* **WHAT YOU WILL DO**: Single out each line with the word "OECD" and copy it.

* **SUPPLIED MATERIAL**:
* START *

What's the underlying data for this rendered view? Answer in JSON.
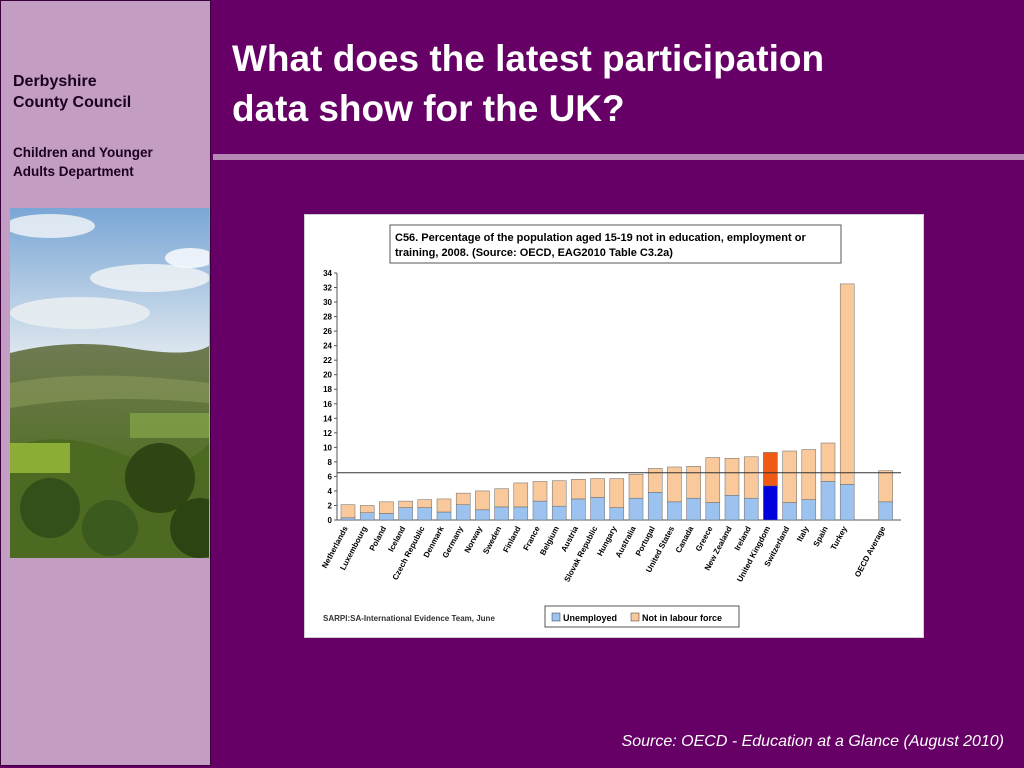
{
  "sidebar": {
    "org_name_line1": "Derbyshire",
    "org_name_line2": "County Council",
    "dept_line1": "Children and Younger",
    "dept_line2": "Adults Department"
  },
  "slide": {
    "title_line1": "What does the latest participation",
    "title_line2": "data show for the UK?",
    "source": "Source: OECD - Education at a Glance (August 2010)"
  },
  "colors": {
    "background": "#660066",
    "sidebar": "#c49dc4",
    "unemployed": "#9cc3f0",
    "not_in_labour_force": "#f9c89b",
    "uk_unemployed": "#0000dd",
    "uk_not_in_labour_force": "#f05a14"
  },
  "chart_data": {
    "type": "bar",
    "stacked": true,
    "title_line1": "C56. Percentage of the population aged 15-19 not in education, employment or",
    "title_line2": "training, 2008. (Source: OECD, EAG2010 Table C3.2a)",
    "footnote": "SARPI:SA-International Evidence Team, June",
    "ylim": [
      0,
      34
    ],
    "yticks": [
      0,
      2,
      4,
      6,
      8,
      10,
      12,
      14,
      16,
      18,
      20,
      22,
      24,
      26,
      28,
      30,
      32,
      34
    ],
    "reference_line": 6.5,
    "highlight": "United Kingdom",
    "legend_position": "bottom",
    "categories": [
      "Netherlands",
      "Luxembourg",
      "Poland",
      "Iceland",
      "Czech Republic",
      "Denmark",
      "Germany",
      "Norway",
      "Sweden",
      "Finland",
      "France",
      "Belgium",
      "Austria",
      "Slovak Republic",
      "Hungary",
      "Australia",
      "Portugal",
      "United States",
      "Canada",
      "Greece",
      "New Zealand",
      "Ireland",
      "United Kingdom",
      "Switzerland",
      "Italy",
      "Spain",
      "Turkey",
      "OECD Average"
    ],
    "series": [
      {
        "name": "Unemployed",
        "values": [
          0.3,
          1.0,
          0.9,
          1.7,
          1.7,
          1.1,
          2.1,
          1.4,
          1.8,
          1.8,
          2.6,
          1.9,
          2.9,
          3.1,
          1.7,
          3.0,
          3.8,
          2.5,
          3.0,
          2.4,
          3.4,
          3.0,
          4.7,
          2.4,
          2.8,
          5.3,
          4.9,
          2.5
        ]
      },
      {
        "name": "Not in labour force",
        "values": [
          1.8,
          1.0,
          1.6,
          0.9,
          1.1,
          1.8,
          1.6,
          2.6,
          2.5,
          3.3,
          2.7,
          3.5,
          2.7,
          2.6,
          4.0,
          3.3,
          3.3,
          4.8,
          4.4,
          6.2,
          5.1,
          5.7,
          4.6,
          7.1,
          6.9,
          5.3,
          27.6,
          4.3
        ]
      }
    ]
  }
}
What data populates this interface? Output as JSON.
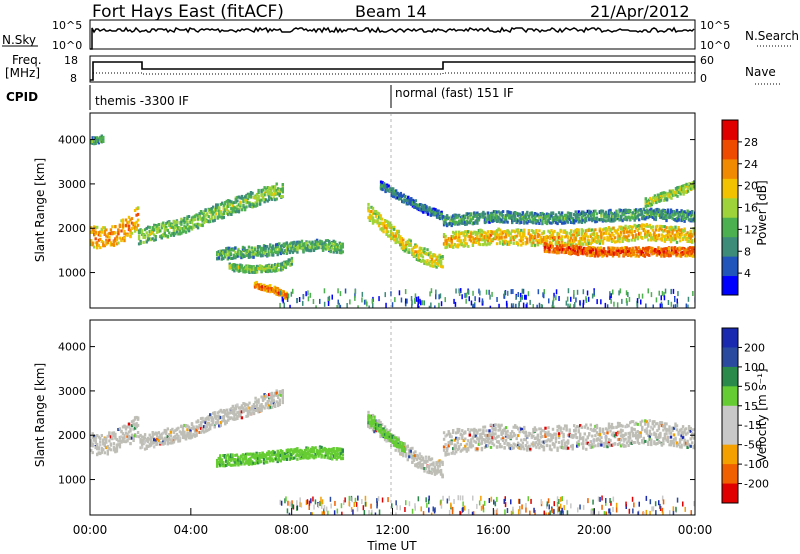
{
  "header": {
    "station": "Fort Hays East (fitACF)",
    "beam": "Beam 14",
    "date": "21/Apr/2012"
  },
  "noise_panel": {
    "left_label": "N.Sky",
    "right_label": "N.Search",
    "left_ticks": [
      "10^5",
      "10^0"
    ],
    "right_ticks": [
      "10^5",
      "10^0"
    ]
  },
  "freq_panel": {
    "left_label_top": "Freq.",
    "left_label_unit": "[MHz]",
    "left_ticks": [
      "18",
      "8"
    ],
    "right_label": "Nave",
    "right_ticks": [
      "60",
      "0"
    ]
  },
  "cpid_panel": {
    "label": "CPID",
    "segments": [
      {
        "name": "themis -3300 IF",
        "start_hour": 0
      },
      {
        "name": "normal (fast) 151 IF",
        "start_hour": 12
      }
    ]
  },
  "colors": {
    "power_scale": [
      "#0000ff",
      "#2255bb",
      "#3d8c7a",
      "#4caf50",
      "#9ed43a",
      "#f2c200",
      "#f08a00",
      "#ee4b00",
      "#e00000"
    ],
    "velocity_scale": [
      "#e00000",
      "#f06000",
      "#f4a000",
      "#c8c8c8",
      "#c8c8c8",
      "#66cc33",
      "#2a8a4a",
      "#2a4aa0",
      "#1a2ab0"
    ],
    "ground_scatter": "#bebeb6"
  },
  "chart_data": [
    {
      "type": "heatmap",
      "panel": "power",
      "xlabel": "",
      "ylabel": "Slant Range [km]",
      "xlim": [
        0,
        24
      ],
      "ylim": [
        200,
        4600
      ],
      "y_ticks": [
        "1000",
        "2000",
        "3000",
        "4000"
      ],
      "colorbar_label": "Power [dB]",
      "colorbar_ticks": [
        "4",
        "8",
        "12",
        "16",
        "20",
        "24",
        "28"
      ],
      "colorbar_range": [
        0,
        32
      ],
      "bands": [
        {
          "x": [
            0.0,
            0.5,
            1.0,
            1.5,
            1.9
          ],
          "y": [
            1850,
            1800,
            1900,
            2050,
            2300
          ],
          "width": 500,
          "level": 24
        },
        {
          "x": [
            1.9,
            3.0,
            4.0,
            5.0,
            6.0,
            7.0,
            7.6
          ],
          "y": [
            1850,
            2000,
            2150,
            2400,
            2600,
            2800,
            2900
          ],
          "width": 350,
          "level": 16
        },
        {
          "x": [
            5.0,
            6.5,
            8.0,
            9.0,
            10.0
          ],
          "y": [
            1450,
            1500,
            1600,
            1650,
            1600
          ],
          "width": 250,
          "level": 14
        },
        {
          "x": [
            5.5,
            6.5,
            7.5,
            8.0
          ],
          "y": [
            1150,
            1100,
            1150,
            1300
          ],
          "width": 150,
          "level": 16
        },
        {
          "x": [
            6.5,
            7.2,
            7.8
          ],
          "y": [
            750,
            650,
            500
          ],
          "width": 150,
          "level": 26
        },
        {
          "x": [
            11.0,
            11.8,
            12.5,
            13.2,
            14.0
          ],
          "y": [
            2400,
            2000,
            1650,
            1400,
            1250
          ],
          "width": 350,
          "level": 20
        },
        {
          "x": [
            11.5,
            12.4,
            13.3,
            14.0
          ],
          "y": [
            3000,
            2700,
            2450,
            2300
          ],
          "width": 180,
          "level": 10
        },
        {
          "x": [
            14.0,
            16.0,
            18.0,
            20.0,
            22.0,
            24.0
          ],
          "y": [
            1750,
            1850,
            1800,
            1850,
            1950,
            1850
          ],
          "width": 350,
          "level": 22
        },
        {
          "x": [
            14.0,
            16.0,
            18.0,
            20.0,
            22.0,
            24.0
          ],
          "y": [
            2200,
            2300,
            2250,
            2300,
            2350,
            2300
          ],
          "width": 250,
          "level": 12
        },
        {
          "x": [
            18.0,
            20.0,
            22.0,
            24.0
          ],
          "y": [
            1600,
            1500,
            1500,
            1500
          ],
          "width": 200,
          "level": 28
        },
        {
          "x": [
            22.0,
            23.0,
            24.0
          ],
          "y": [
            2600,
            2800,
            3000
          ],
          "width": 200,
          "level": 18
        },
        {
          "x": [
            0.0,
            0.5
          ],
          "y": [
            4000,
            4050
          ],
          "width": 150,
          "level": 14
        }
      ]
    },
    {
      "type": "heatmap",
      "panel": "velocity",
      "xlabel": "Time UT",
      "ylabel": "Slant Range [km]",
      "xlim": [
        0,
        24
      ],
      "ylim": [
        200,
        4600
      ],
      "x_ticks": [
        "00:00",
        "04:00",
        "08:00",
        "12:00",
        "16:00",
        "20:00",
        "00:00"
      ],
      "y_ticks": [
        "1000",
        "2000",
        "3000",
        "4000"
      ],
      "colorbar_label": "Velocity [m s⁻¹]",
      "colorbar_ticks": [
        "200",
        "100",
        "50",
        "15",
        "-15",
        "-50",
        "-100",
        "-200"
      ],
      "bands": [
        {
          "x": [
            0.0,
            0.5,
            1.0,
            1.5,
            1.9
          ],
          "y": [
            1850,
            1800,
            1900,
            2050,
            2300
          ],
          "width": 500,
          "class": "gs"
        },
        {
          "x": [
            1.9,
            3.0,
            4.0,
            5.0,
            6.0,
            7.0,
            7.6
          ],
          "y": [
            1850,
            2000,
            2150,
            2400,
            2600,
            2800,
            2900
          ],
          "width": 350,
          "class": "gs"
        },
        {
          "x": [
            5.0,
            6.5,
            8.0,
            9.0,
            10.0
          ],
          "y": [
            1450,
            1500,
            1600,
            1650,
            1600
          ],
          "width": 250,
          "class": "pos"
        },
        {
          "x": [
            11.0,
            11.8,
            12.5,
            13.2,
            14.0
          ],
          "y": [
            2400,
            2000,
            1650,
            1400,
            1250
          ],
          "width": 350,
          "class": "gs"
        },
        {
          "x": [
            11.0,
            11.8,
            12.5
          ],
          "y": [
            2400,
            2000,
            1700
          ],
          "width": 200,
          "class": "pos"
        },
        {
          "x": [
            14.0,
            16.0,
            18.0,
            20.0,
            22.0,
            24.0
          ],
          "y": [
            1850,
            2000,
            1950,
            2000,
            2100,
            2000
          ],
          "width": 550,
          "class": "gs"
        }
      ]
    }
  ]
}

* END *

* **OUTPUT**:
    "source": "Source: OECD - Education at a Glance (August 2010)"
    "title_line2": "training, 2008. (Source: OECD, EAG2010 Table C3.2a)",
      "OECD Average"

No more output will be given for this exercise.